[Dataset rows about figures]
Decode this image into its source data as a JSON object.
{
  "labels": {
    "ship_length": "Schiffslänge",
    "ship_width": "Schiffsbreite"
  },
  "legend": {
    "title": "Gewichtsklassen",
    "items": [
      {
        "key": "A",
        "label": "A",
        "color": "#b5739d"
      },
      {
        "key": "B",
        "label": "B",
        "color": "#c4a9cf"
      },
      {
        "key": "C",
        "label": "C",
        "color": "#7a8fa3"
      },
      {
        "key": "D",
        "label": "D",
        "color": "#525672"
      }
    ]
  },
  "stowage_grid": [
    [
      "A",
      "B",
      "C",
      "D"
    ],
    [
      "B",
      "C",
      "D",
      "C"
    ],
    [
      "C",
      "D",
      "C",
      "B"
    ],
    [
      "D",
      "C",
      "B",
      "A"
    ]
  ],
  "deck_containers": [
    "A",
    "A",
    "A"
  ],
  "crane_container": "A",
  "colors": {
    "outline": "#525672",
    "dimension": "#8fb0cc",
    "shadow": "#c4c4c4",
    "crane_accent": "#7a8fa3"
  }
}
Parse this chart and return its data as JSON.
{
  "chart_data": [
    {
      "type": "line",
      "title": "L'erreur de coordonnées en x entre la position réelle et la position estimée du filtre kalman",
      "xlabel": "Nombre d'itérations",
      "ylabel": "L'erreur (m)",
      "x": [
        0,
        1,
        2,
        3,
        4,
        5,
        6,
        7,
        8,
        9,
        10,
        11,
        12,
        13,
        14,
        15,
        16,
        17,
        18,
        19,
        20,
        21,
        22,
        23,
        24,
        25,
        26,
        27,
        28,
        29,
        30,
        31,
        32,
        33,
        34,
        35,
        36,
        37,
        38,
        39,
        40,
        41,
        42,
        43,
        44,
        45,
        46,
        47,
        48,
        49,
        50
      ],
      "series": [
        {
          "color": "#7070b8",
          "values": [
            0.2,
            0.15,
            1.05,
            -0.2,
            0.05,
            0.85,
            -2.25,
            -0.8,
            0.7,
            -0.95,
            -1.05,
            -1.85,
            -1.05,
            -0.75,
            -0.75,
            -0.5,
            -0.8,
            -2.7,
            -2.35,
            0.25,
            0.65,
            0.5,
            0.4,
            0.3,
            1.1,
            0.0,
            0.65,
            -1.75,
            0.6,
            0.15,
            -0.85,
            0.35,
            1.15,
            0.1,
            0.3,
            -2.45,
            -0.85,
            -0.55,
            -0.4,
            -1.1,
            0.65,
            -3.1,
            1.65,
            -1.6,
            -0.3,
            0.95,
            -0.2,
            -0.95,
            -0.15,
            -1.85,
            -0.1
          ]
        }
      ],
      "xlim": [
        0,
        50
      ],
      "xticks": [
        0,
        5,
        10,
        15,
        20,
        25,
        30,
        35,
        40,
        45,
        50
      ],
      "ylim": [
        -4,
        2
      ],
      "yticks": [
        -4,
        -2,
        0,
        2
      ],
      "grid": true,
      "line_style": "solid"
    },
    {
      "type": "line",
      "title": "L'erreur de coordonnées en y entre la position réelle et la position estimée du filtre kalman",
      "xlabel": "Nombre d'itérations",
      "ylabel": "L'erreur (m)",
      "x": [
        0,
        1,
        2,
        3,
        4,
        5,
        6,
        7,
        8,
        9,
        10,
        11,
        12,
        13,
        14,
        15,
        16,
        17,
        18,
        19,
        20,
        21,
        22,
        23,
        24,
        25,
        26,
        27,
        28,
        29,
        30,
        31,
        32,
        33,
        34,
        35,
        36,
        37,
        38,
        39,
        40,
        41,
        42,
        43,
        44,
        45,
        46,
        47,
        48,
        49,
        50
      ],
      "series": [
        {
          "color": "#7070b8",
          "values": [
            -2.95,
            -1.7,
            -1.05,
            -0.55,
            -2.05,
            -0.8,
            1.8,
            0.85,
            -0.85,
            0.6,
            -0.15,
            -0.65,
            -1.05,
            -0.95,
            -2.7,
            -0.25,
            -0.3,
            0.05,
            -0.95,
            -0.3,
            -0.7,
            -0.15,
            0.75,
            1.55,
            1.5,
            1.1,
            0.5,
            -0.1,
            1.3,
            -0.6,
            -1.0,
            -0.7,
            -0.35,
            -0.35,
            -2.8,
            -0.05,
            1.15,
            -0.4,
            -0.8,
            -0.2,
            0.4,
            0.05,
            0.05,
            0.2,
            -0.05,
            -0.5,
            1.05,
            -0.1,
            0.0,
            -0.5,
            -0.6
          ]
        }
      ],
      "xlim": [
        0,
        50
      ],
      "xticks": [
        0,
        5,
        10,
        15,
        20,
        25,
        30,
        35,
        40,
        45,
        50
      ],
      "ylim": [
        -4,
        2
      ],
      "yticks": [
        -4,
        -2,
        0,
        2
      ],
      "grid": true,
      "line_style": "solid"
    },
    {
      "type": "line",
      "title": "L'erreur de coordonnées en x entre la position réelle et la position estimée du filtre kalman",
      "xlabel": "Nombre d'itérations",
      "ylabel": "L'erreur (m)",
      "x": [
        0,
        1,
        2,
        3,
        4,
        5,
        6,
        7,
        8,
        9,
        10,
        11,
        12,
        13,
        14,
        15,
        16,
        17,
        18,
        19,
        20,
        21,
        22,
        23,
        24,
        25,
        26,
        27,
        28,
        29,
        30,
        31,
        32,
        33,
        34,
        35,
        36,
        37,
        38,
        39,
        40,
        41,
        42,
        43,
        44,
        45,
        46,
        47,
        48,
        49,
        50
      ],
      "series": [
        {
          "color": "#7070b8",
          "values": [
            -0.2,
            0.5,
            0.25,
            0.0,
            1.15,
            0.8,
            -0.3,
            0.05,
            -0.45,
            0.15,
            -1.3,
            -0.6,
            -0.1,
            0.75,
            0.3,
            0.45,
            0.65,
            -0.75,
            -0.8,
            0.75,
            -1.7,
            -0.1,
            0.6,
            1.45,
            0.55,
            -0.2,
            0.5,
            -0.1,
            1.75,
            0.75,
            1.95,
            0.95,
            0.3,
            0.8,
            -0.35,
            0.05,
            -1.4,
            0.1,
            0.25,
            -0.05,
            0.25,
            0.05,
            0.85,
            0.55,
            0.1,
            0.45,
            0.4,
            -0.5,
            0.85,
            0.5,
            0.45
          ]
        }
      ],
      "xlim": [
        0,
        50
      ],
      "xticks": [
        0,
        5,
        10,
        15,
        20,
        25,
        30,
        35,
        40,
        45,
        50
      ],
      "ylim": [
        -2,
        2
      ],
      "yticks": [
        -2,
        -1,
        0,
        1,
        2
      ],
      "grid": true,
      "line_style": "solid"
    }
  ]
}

Task prompt
Would you restate each of the entries word for word?

Output for this exercise
Decode this image into its source data as a JSON object.
{
  "labels": {
    "ship_length": "Schiffslänge",
    "ship_width": "Schiffsbreite"
  },
  "legend": {
    "title": "Gewichtsklassen",
    "items": [
      {
        "key": "A",
        "label": "A",
        "color": "#b5739d"
      },
      {
        "key": "B",
        "label": "B",
        "color": "#c4a9cf"
      },
      {
        "key": "C",
        "label": "C",
        "color": "#7a8fa3"
      },
      {
        "key": "D",
        "label": "D",
        "color": "#525672"
      }
    ]
  },
  "stowage_grid": [
    [
      "A",
      "B",
      "C",
      "D"
    ],
    [
      "B",
      "C",
      "D",
      "C"
    ],
    [
      "C",
      "D",
      "C",
      "B"
    ],
    [
      "D",
      "C",
      "B",
      "A"
    ]
  ],
  "deck_containers": [
    "A",
    "A",
    "A"
  ],
  "crane_container": "A",
  "colors": {
    "outline": "#525672",
    "dimension": "#8fb0cc",
    "shadow": "#c4c4c4",
    "crane_accent": "#7a8fa3"
  }
}
Parse this chart and return its data as JSON.
{
  "chart_data": [
    {
      "type": "line",
      "title": "L'erreur de coordonnées en x entre la position réelle et la position estimée du filtre kalman",
      "xlabel": "Nombre d'itérations",
      "ylabel": "L'erreur (m)",
      "x": [
        0,
        1,
        2,
        3,
        4,
        5,
        6,
        7,
        8,
        9,
        10,
        11,
        12,
        13,
        14,
        15,
        16,
        17,
        18,
        19,
        20,
        21,
        22,
        23,
        24,
        25,
        26,
        27,
        28,
        29,
        30,
        31,
        32,
        33,
        34,
        35,
        36,
        37,
        38,
        39,
        40,
        41,
        42,
        43,
        44,
        45,
        46,
        47,
        48,
        49,
        50
      ],
      "series": [
        {
          "color": "#7070b8",
          "values": [
            0.2,
            0.15,
            1.05,
            -0.2,
            0.05,
            0.85,
            -2.25,
            -0.8,
            0.7,
            -0.95,
            -1.05,
            -1.85,
            -1.05,
            -0.75,
            -0.75,
            -0.5,
            -0.8,
            -2.7,
            -2.35,
            0.25,
            0.65,
            0.5,
            0.4,
            0.3,
            1.1,
            0.0,
            0.65,
            -1.75,
            0.6,
            0.15,
            -0.85,
            0.35,
            1.15,
            0.1,
            0.3,
            -2.45,
            -0.85,
            -0.55,
            -0.4,
            -1.1,
            0.65,
            -3.1,
            1.65,
            -1.6,
            -0.3,
            0.95,
            -0.2,
            -0.95,
            -0.15,
            -1.85,
            -0.1
          ]
        }
      ],
      "xlim": [
        0,
        50
      ],
      "xticks": [
        0,
        5,
        10,
        15,
        20,
        25,
        30,
        35,
        40,
        45,
        50
      ],
      "ylim": [
        -4,
        2
      ],
      "yticks": [
        -4,
        -2,
        0,
        2
      ],
      "grid": true,
      "line_style": "solid"
    },
    {
      "type": "line",
      "title": "L'erreur de coordonnées en y entre la position réelle et la position estimée du filtre kalman",
      "xlabel": "Nombre d'itérations",
      "ylabel": "L'erreur (m)",
      "x": [
        0,
        1,
        2,
        3,
        4,
        5,
        6,
        7,
        8,
        9,
        10,
        11,
        12,
        13,
        14,
        15,
        16,
        17,
        18,
        19,
        20,
        21,
        22,
        23,
        24,
        25,
        26,
        27,
        28,
        29,
        30,
        31,
        32,
        33,
        34,
        35,
        36,
        37,
        38,
        39,
        40,
        41,
        42,
        43,
        44,
        45,
        46,
        47,
        48,
        49,
        50
      ],
      "series": [
        {
          "color": "#7070b8",
          "values": [
            -2.95,
            -1.7,
            -1.05,
            -0.55,
            -2.05,
            -0.8,
            1.8,
            0.85,
            -0.85,
            0.6,
            -0.15,
            -0.65,
            -1.05,
            -0.95,
            -2.7,
            -0.25,
            -0.3,
            0.05,
            -0.95,
            -0.3,
            -0.7,
            -0.15,
            0.75,
            1.55,
            1.5,
            1.1,
            0.5,
            -0.1,
            1.3,
            -0.6,
            -1.0,
            -0.7,
            -0.35,
            -0.35,
            -2.8,
            -0.05,
            1.15,
            -0.4,
            -0.8,
            -0.2,
            0.4,
            0.05,
            0.05,
            0.2,
            -0.05,
            -0.5,
            1.05,
            -0.1,
            0.0,
            -0.5,
            -0.6
          ]
        }
      ],
      "xlim": [
        0,
        50
      ],
      "xticks": [
        0,
        5,
        10,
        15,
        20,
        25,
        30,
        35,
        40,
        45,
        50
      ],
      "ylim": [
        -4,
        2
      ],
      "yticks": [
        -4,
        -2,
        0,
        2
      ],
      "grid": true,
      "line_style": "solid"
    },
    {
      "type": "line",
      "title": "L'erreur de coordonnées en x entre la position réelle et la position estimée du filtre kalman",
      "xlabel": "Nombre d'itérations",
      "ylabel": "L'erreur (m)",
      "x": [
        0,
        1,
        2,
        3,
        4,
        5,
        6,
        7,
        8,
        9,
        10,
        11,
        12,
        13,
        14,
        15,
        16,
        17,
        18,
        19,
        20,
        21,
        22,
        23,
        24,
        25,
        26,
        27,
        28,
        29,
        30,
        31,
        32,
        33,
        34,
        35,
        36,
        37,
        38,
        39,
        40,
        41,
        42,
        43,
        44,
        45,
        46,
        47,
        48,
        49,
        50
      ],
      "series": [
        {
          "color": "#7070b8",
          "values": [
            -0.2,
            0.5,
            0.25,
            0.0,
            1.15,
            0.8,
            -0.3,
            0.05,
            -0.45,
            0.15,
            -1.3,
            -0.6,
            -0.1,
            0.75,
            0.3,
            0.45,
            0.65,
            -0.75,
            -0.8,
            0.75,
            -1.7,
            -0.1,
            0.6,
            1.45,
            0.55,
            -0.2,
            0.5,
            -0.1,
            1.75,
            0.75,
            1.95,
            0.95,
            0.3,
            0.8,
            -0.35,
            0.05,
            -1.4,
            0.1,
            0.25,
            -0.05,
            0.25,
            0.05,
            0.85,
            0.55,
            0.1,
            0.45,
            0.4,
            -0.5,
            0.85,
            0.5,
            0.45
          ]
        }
      ],
      "xlim": [
        0,
        50
      ],
      "xticks": [
        0,
        5,
        10,
        15,
        20,
        25,
        30,
        35,
        40,
        45,
        50
      ],
      "ylim": [
        -2,
        2
      ],
      "yticks": [
        -2,
        -1,
        0,
        1,
        2
      ],
      "grid": true,
      "line_style": "solid"
    }
  ]
}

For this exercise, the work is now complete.